• [Task to complete]
Find every line in the records below that holds the word "giỏi", and copy each one.

• [Information shown]
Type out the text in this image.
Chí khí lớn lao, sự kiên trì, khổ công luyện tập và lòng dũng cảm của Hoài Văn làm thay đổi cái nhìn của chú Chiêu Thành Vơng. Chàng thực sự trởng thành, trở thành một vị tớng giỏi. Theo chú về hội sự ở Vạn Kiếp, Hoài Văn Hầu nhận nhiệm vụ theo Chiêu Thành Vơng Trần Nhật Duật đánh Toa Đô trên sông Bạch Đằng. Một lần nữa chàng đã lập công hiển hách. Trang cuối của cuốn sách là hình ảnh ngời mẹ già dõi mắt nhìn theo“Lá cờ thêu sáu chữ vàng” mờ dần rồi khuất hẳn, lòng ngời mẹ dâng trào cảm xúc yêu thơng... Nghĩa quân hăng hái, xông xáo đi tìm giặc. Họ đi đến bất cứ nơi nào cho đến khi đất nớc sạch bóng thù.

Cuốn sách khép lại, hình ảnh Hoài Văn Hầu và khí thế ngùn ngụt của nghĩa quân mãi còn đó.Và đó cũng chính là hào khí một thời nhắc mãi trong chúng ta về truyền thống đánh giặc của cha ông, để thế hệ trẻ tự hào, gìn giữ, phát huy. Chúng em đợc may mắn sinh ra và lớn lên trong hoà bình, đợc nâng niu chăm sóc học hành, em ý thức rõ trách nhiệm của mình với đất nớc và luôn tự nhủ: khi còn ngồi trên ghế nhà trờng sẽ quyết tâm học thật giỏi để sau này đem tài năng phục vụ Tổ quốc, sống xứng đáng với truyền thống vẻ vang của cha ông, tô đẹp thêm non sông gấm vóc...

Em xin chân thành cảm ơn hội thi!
...
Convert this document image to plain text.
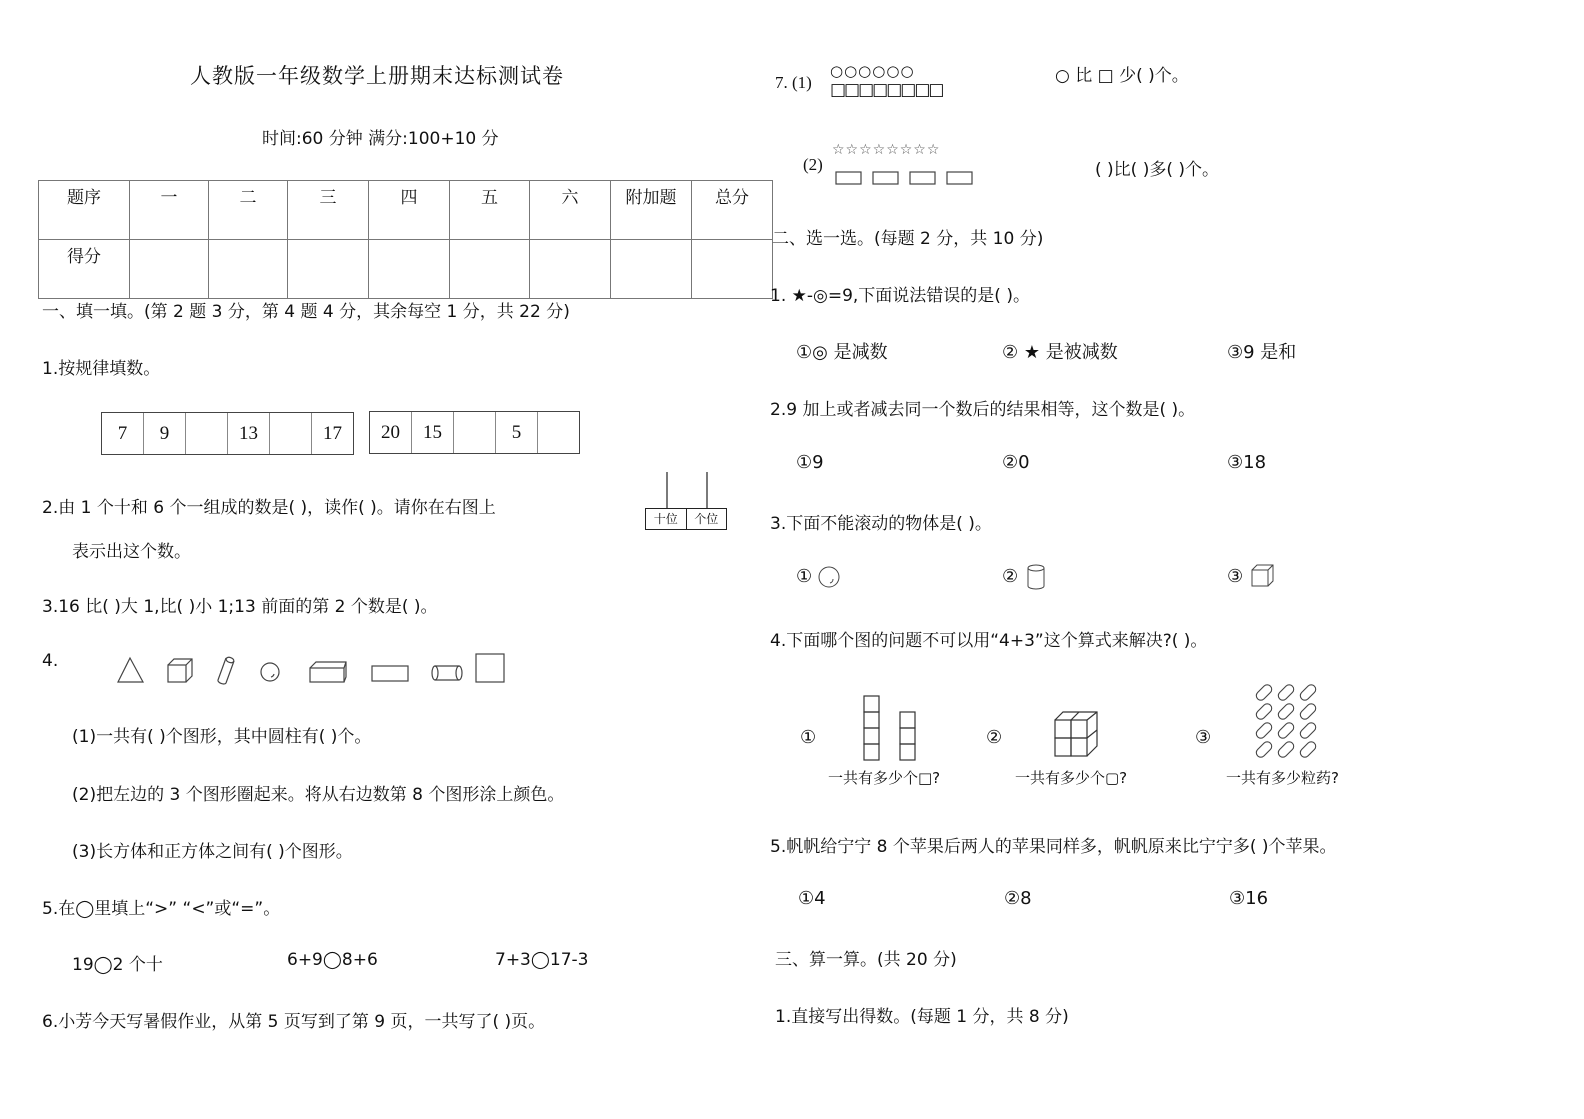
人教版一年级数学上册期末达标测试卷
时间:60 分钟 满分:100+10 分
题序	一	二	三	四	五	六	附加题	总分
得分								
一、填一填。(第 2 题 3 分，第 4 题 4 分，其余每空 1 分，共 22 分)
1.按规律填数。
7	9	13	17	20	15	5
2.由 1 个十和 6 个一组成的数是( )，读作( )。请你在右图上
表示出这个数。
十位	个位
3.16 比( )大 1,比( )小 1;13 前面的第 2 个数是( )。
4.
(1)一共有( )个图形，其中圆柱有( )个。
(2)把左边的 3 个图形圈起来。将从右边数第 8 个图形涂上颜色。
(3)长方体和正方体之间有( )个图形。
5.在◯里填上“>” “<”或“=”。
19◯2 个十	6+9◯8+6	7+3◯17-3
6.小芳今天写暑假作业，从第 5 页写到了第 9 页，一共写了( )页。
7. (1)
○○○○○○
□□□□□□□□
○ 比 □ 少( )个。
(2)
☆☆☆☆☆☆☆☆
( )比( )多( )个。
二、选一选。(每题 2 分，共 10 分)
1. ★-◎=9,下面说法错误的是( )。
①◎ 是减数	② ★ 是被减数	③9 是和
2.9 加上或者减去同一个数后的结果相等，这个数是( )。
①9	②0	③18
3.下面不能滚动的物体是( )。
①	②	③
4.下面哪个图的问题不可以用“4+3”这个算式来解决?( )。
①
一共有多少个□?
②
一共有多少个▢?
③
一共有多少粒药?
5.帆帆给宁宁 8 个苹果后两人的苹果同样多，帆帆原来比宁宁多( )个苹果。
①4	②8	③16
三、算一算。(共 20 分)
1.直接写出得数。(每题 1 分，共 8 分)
--
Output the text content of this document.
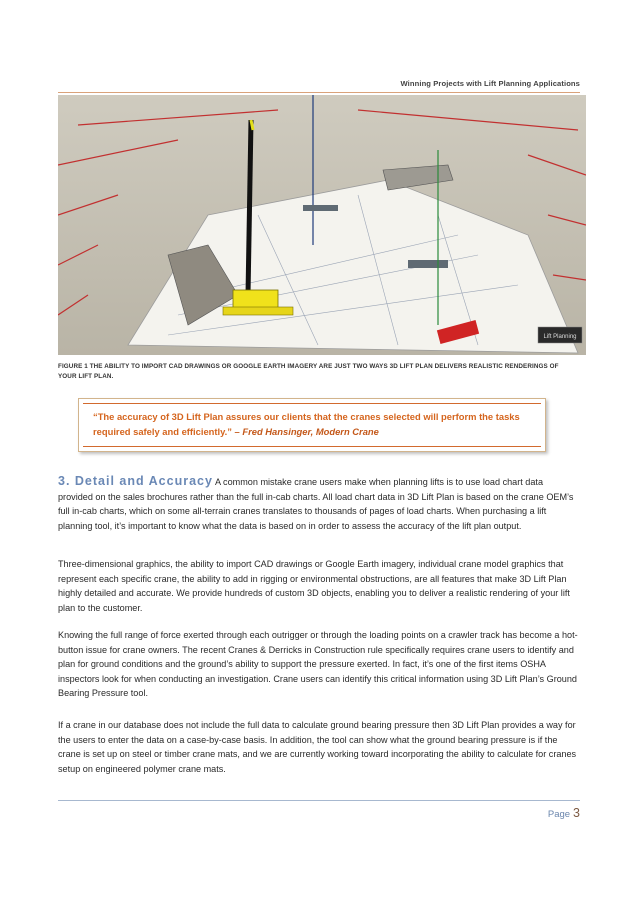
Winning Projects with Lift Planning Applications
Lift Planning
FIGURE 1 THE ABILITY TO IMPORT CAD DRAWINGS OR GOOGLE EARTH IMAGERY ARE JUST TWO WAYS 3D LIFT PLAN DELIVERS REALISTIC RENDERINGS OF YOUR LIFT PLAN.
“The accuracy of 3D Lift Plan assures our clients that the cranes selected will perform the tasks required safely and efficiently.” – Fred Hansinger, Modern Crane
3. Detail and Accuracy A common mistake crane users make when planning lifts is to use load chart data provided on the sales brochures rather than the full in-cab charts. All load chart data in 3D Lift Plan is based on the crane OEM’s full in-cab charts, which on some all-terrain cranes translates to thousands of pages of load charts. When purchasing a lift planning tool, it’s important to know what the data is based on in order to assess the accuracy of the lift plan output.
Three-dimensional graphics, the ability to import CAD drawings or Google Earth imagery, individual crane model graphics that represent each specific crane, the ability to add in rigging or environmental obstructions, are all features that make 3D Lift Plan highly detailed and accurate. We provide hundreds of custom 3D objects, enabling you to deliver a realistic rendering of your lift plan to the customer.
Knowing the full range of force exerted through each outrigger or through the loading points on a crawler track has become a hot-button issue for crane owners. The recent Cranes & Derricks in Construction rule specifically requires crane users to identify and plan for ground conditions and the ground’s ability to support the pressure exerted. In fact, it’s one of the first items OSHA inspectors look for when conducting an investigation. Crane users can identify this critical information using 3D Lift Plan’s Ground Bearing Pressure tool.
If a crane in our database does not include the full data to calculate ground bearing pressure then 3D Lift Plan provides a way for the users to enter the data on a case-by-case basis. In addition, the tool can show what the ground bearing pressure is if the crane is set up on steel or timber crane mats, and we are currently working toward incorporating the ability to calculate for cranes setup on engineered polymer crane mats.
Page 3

• [Written reply]
Chí khí lớn lao, sự kiên trì, khổ công luyện tập và lòng dũng cảm của Hoài Văn làm thay đổi cái nhìn của chú Chiêu Thành Vơng. Chàng thực sự trởng thành, trở thành một vị tớng giỏi. Theo chú về hội sự ở Vạn Kiếp, Hoài Văn Hầu nhận nhiệm vụ theo Chiêu Thành Vơng Trần Nhật Duật đánh Toa Đô trên sông Bạch Đằng. Một lần nữa chàng đã lập công hiển hách. Trang cuối của cuốn sách là hình ảnh ngời mẹ già dõi mắt nhìn theo“Lá cờ thêu sáu chữ vàng” mờ dần rồi khuất hẳn, lòng ngời mẹ dâng trào cảm xúc yêu thơng... Nghĩa quân hăng hái, xông xáo đi tìm giặc. Họ đi đến bất cứ nơi nào cho đến khi đất nớc sạch bóng thù.
Cuốn sách khép lại, hình ảnh Hoài Văn Hầu và khí thế ngùn ngụt của nghĩa quân mãi còn đó.Và đó cũng chính là hào khí một thời nhắc mãi trong chúng ta về truyền thống đánh giặc của cha ông, để thế hệ trẻ tự hào, gìn giữ, phát huy. Chúng em đợc may mắn sinh ra và lớn lên trong hoà bình, đợc nâng niu chăm sóc học hành, em ý thức rõ trách nhiệm của mình với đất nớc và luôn tự nhủ: khi còn ngồi trên ghế nhà trờng sẽ quyết tâm học thật giỏi để sau này đem tài năng phục vụ Tổ quốc, sống xứng đáng với truyền thống vẻ vang của cha ông, tô đẹp thêm non sông gấm vóc...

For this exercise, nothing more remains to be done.